[Material to process start]

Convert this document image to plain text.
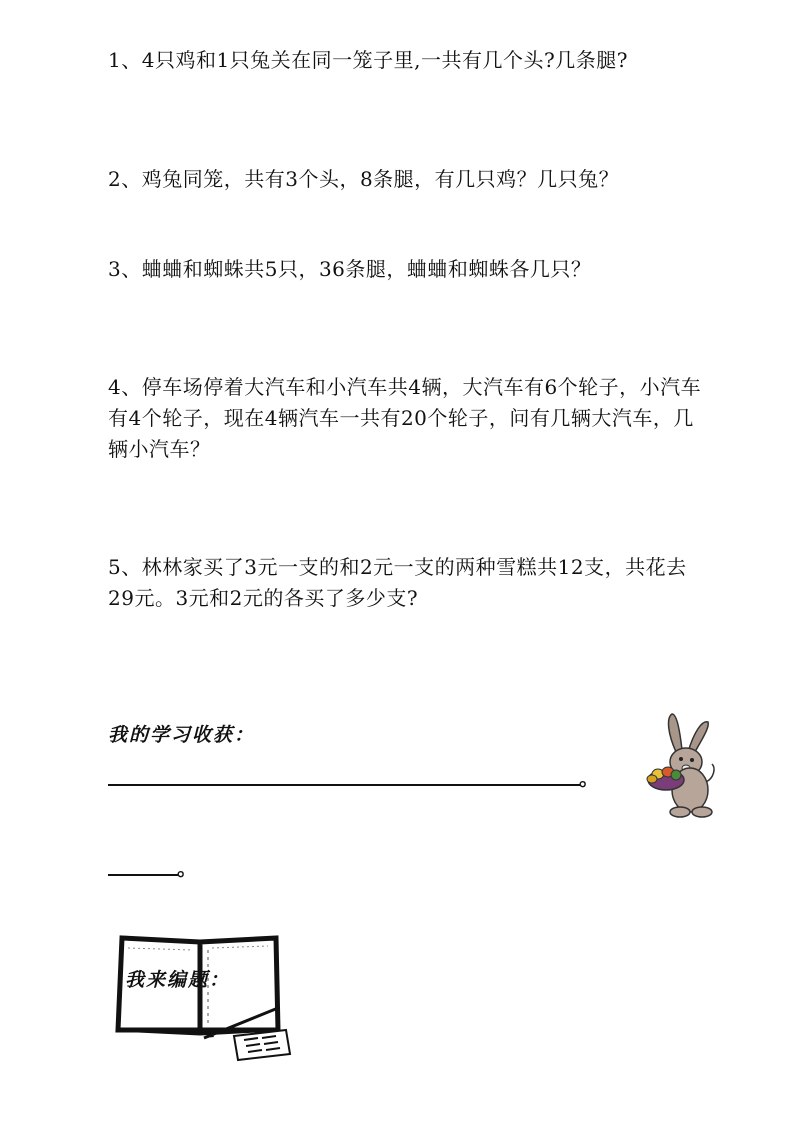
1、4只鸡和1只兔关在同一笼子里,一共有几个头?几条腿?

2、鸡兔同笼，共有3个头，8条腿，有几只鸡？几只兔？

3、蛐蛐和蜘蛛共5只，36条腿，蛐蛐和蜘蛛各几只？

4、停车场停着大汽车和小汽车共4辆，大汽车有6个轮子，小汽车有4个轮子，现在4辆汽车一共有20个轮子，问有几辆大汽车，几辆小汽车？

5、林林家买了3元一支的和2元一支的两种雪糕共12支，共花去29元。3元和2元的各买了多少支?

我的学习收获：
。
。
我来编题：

[Material to process end]

■ **Requirement**
Print all the records again exactly; do not include any picture.

■ **Completed exercise**
Convert this document image to plain text.
1、4只鸡和1只兔关在同一笼子里,一共有几个头?几条腿?

2、鸡兔同笼，共有3个头，8条腿，有几只鸡？几只兔？

3、蛐蛐和蜘蛛共5只，36条腿，蛐蛐和蜘蛛各几只？

4、停车场停着大汽车和小汽车共4辆，大汽车有6个轮子，小汽车有4个轮子，现在4辆汽车一共有20个轮子，问有几辆大汽车，几辆小汽车？

5、林林家买了3元一支的和2元一支的两种雪糕共12支，共花去29元。3元和2元的各买了多少支?

我的学习收获：
。
。
我来编题：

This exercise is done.